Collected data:

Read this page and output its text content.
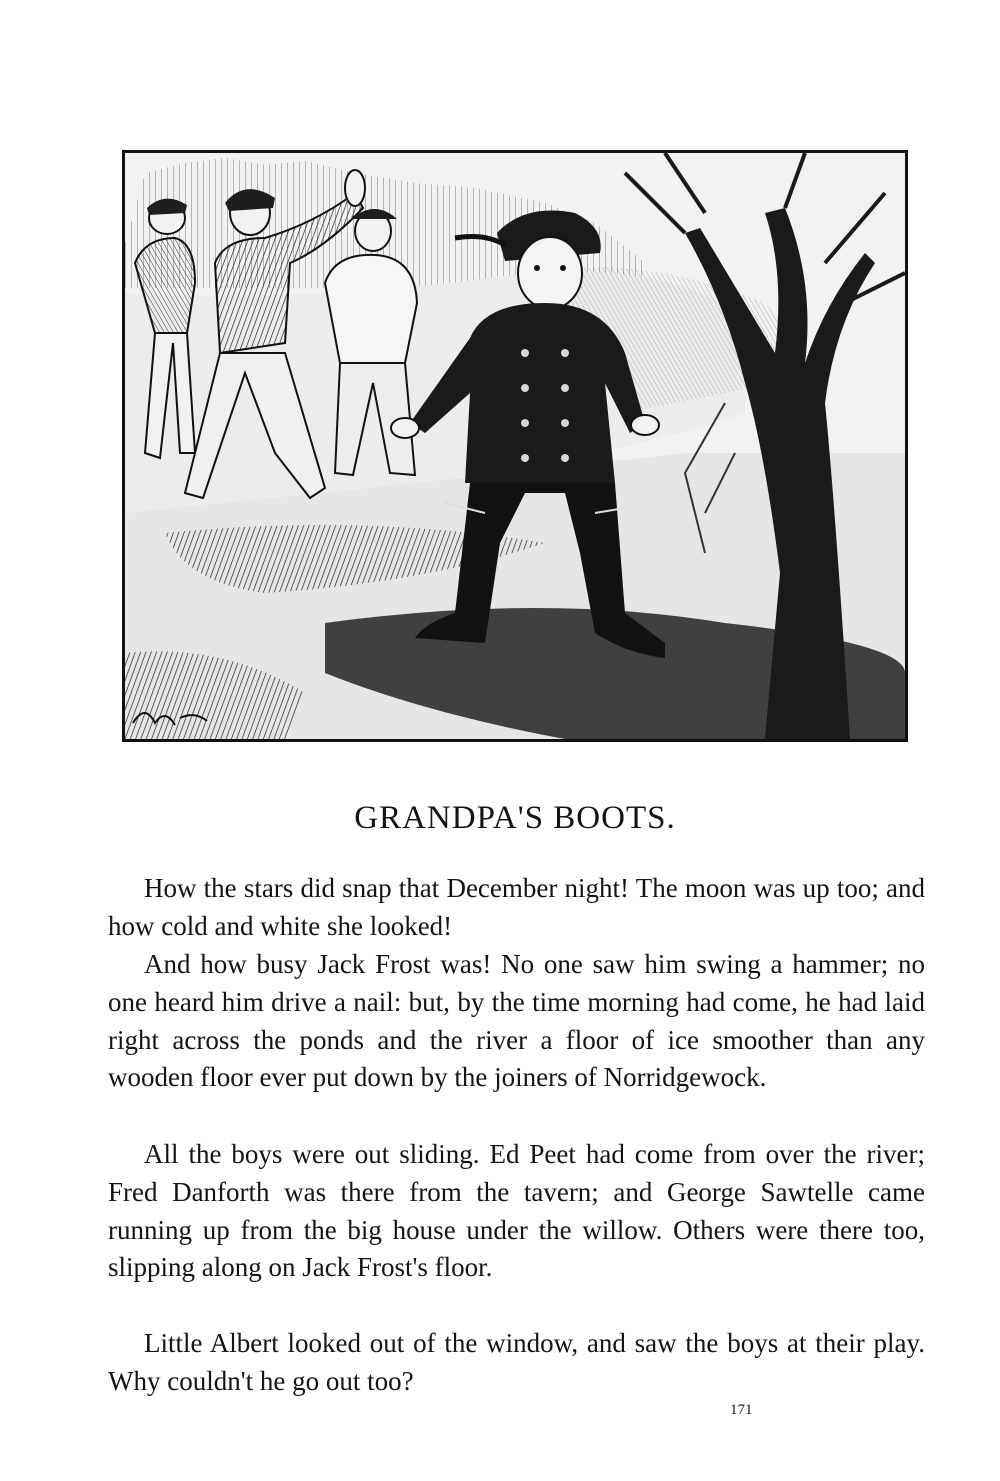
GRANDPA'S BOOTS.

How the stars did snap that December night! The moon was up too; and how cold and white she looked!

And how busy Jack Frost was! No one saw him swing a hammer; no one heard him drive a nail: but, by the time morning had come, he had laid right across the ponds and the river a floor of ice smoother than any wooden floor ever put down by the joiners of Norridgewock.

All the boys were out sliding. Ed Peet had come from over the river; Fred Danforth was there from the tavern; and George Sawtelle came running up from the big house under the willow. Others were there too, slipping along on Jack Frost's floor.

Little Albert looked out of the window, and saw the boys at their play. Why couldn't he go out too?

171
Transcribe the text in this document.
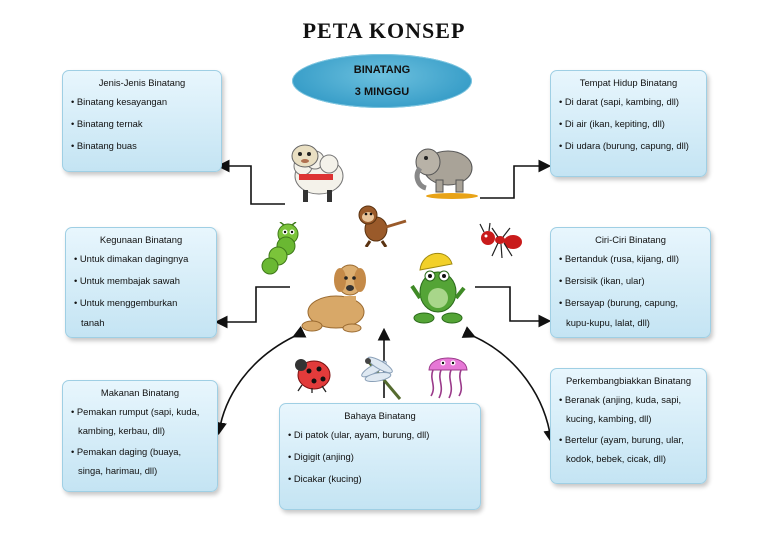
PETA KONSEP
BINATANG
3 MINGGU
Jenis-Jenis Binatang
• Binatang kesayangan
• Binatang ternak
• Binatang buas
Kegunaan Binatang
• Untuk dimakan dagingnya
• Untuk membajak sawah
• Untuk menggemburkan
tanah
Makanan Binatang
• Pemakan rumput (sapi, kuda,
kambing, kerbau, dll)
• Pemakan daging (buaya,
singa, harimau, dll)
Bahaya Binatang
• Di patok (ular, ayam, burung, dll)
• Digigit (anjing)
• Dicakar (kucing)
Tempat Hidup Binatang
• Di darat (sapi, kambing, dll)
• Di air (ikan, kepiting, dll)
• Di udara (burung, capung, dll)
Ciri-Ciri Binatang
• Bertanduk (rusa, kijang, dll)
• Bersisik (ikan, ular)
• Bersayap (burung, capung,
kupu-kupu, lalat, dll)
Perkembangbiakkan Binatang
• Beranak (anjing, kuda, sapi,
kucing, kambing, dll)
• Bertelur (ayam, burung, ular,
kodok, bebek, cicak, dll)
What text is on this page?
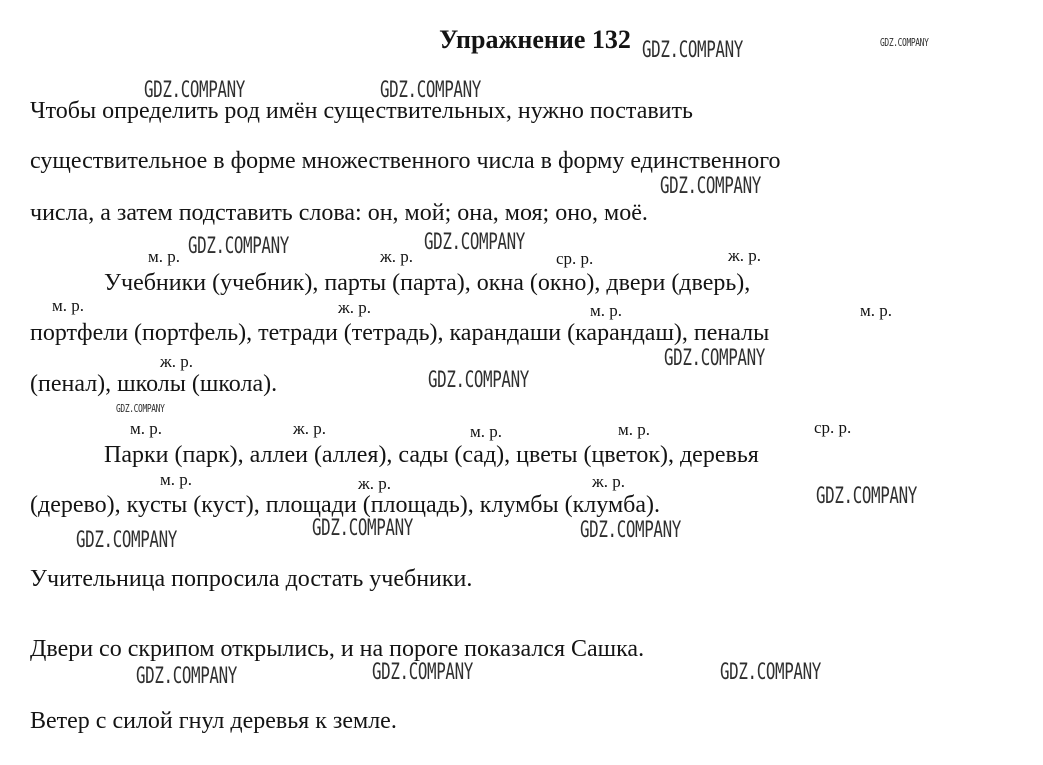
Упражнение 132
Чтобы определить род имён существительных, нужно поставить
существительное в форме множественного числа в форму единственного
числа, а затем подставить слова: он, мой; она, моя; оно, моё.
м. р.	ж. р.	ср. р.	ж. р.
Учебники (учебник), парты (парта), окна (окно), двери (дверь),
м. р.	ж. р.	м. р.	м. р.
портфели (портфель), тетради (тетрадь), карандаши (карандаш), пеналы
ж. р.
(пенал), школы (школа).
м. р.	ж. р.	м. р.	м. р.	ср. р.
Парки (парк), аллеи (аллея), сады (сад), цветы (цветок), деревья
м. р.	ж. р.	ж. р.
(дерево), кусты (куст), площади (площадь), клумбы (клумба).
Учительница попросила достать учебники.
Двери со скрипом открылись, и на пороге показался Сашка.
Ветер с силой гнул деревья к земле.
GDZ.COMPANY	GDZ.COMPANY
GDZ.COMPANY	GDZ.COMPANY
GDZ.COMPANY
GDZ.COMPANY	GDZ.COMPANY
GDZ.COMPANY
GDZ.COMPANY
GDZ.COMPANY
GDZ.COMPANY
GDZ.COMPANY	GDZ.COMPANY
GDZ.COMPANY
GDZ.COMPANY	GDZ.COMPANY
GDZ.COMPANY
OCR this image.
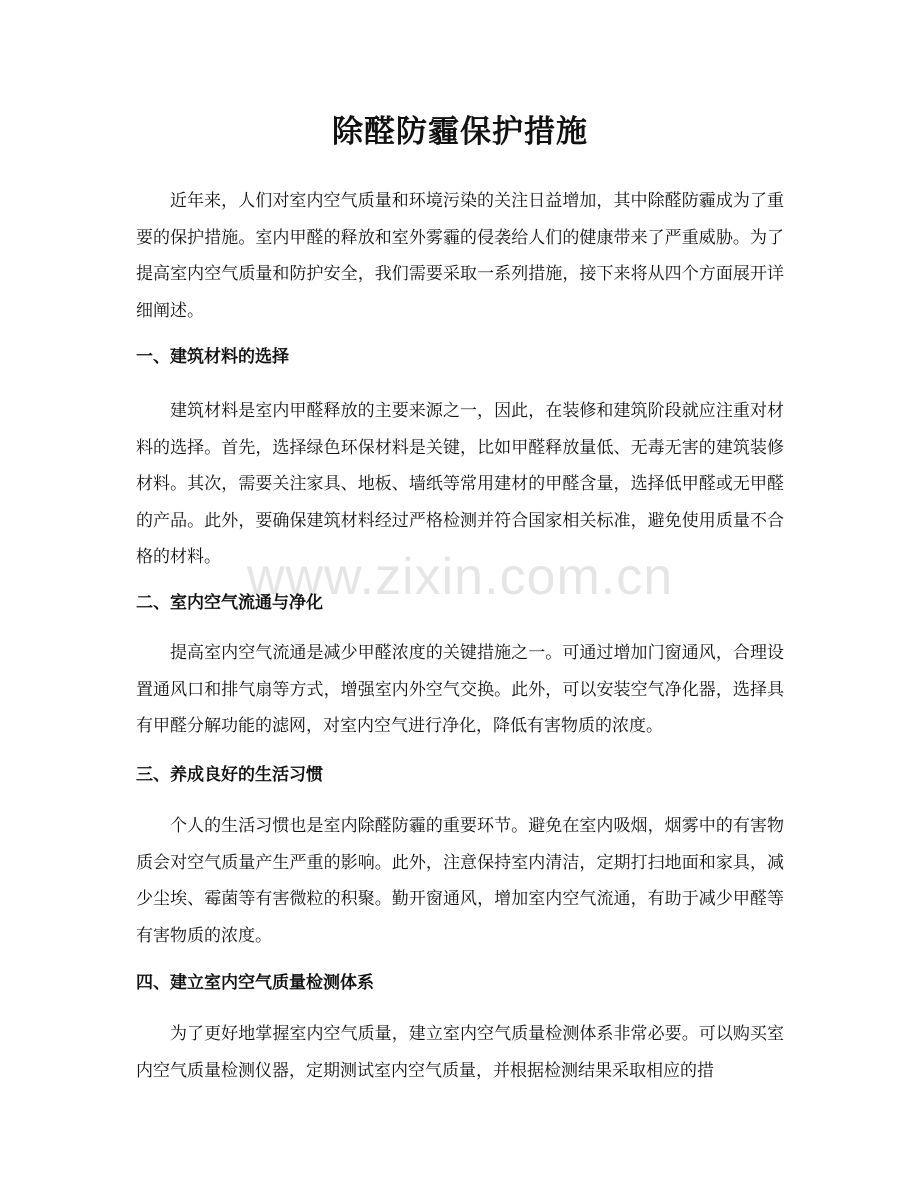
除醛防霾保护措施

近年来，人们对室内空气质量和环境污染的关注日益增加，其中除醛防霾成为了重要的保护措施。室内甲醛的释放和室外雾霾的侵袭给人们的健康带来了严重威胁。为了提高室内空气质量和防护安全，我们需要采取一系列措施，接下来将从四个方面展开详细阐述。

一、建筑材料的选择

建筑材料是室内甲醛释放的主要来源之一，因此，在装修和建筑阶段就应注重对材料的选择。首先，选择绿色环保材料是关键，比如甲醛释放量低、无毒无害的建筑装修材料。其次，需要关注家具、地板、墙纸等常用建材的甲醛含量，选择低甲醛或无甲醛的产品。此外，要确保建筑材料经过严格检测并符合国家相关标准，避免使用质量不合格的材料。

二、室内空气流通与净化

提高室内空气流通是减少甲醛浓度的关键措施之一。可通过增加门窗通风，合理设置通风口和排气扇等方式，增强室内外空气交换。此外，可以安装空气净化器，选择具有甲醛分解功能的滤网，对室内空气进行净化，降低有害物质的浓度。

三、养成良好的生活习惯

个人的生活习惯也是室内除醛防霾的重要环节。避免在室内吸烟，烟雾中的有害物质会对空气质量产生严重的影响。此外，注意保持室内清洁，定期打扫地面和家具，减少尘埃、霉菌等有害微粒的积聚。勤开窗通风，增加室内空气流通，有助于减少甲醛等有害物质的浓度。

四、建立室内空气质量检测体系

为了更好地掌握室内空气质量，建立室内空气质量检测体系非常必要。可以购买室内空气质量检测仪器，定期测试室内空气质量，并根据检测结果采取相应的措

www.zixin.com.cn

▸ **Task statement**
Repeat the data exactly in full, omitting its pictures.

▸ **Full response**
Read this page and output its text content.
GRANDPA'S BOOTS.

How the stars did snap that December night! The moon was up too; and how cold and white she looked!

And how busy Jack Frost was! No one saw him swing a hammer; no one heard him drive a nail: but, by the time morning had come, he had laid right across the ponds and the river a floor of ice smoother than any wooden floor ever put down by the joiners of Norridgewock.

All the boys were out sliding. Ed Peet had come from over the river; Fred Danforth was there from the tavern; and George Sawtelle came running up from the big house under the willow. Others were there too, slipping along on Jack Frost's floor.

Little Albert looked out of the window, and saw the boys at their play. Why couldn't he go out too?

171
Transcribe the text in this document.
PETA KONSEP
BINATANG
3 MINGGU
Jenis-Jenis Binatang
• Binatang kesayangan
• Binatang ternak
• Binatang buas
Kegunaan Binatang
• Untuk dimakan dagingnya
• Untuk membajak sawah
• Untuk menggemburkan
tanah
Makanan Binatang
• Pemakan rumput (sapi, kuda,
kambing, kerbau, dll)
• Pemakan daging (buaya,
singa, harimau, dll)
Bahaya Binatang
• Di patok (ular, ayam, burung, dll)
• Digigit (anjing)
• Dicakar (kucing)
Tempat Hidup Binatang
• Di darat (sapi, kambing, dll)
• Di air (ikan, kepiting, dll)
• Di udara (burung, capung, dll)
Ciri-Ciri Binatang
• Bertanduk (rusa, kijang, dll)
• Bersisik (ikan, ular)
• Bersayap (burung, capung,
kupu-kupu, lalat, dll)
Perkembangbiakkan Binatang
• Beranak (anjing, kuda, sapi,
kucing, kambing, dll)
• Bertelur (ayam, burung, ular,
kodok, bebek, cicak, dll)
What text is on this page?
Упражнение 132
Чтобы определить род имён существительных, нужно поставить
существительное в форме множественного числа в форму единственного
числа, а затем подставить слова: он, мой; она, моя; оно, моё.
м. р.	ж. р.	ср. р.	ж. р.
Учебники (учебник), парты (парта), окна (окно), двери (дверь),
м. р.	ж. р.	м. р.	м. р.
портфели (портфель), тетради (тетрадь), карандаши (карандаш), пеналы
ж. р.
(пенал), школы (школа).
м. р.	ж. р.	м. р.	м. р.	ср. р.
Парки (парк), аллеи (аллея), сады (сад), цветы (цветок), деревья
м. р.	ж. р.	ж. р.
(дерево), кусты (куст), площади (площадь), клумбы (клумба).
Учительница попросила достать учебники.
Двери со скрипом открылись, и на пороге показался Сашка.
Ветер с силой гнул деревья к земле.
GDZ.COMPANY	GDZ.COMPANY
GDZ.COMPANY	GDZ.COMPANY
GDZ.COMPANY
GDZ.COMPANY	GDZ.COMPANY
GDZ.COMPANY
GDZ.COMPANY
GDZ.COMPANY
GDZ.COMPANY
GDZ.COMPANY	GDZ.COMPANY
GDZ.COMPANY
GDZ.COMPANY	GDZ.COMPANY
GDZ.COMPANY
OCR this image.
除醛防霾保护措施

近年来，人们对室内空气质量和环境污染的关注日益增加，其中除醛防霾成为了重要的保护措施。室内甲醛的释放和室外雾霾的侵袭给人们的健康带来了严重威胁。为了提高室内空气质量和防护安全，我们需要采取一系列措施，接下来将从四个方面展开详细阐述。

一、建筑材料的选择

建筑材料是室内甲醛释放的主要来源之一，因此，在装修和建筑阶段就应注重对材料的选择。首先，选择绿色环保材料是关键，比如甲醛释放量低、无毒无害的建筑装修材料。其次，需要关注家具、地板、墙纸等常用建材的甲醛含量，选择低甲醛或无甲醛的产品。此外，要确保建筑材料经过严格检测并符合国家相关标准，避免使用质量不合格的材料。

二、室内空气流通与净化

提高室内空气流通是减少甲醛浓度的关键措施之一。可通过增加门窗通风，合理设置通风口和排气扇等方式，增强室内外空气交换。此外，可以安装空气净化器，选择具有甲醛分解功能的滤网，对室内空气进行净化，降低有害物质的浓度。

三、养成良好的生活习惯

个人的生活习惯也是室内除醛防霾的重要环节。避免在室内吸烟，烟雾中的有害物质会对空气质量产生严重的影响。此外，注意保持室内清洁，定期打扫地面和家具，减少尘埃、霉菌等有害微粒的积聚。勤开窗通风，增加室内空气流通，有助于减少甲醛等有害物质的浓度。

四、建立室内空气质量检测体系

为了更好地掌握室内空气质量，建立室内空气质量检测体系非常必要。可以购买室内空气质量检测仪器，定期测试室内空气质量，并根据检测结果采取相应的措

www.zixin.com.cn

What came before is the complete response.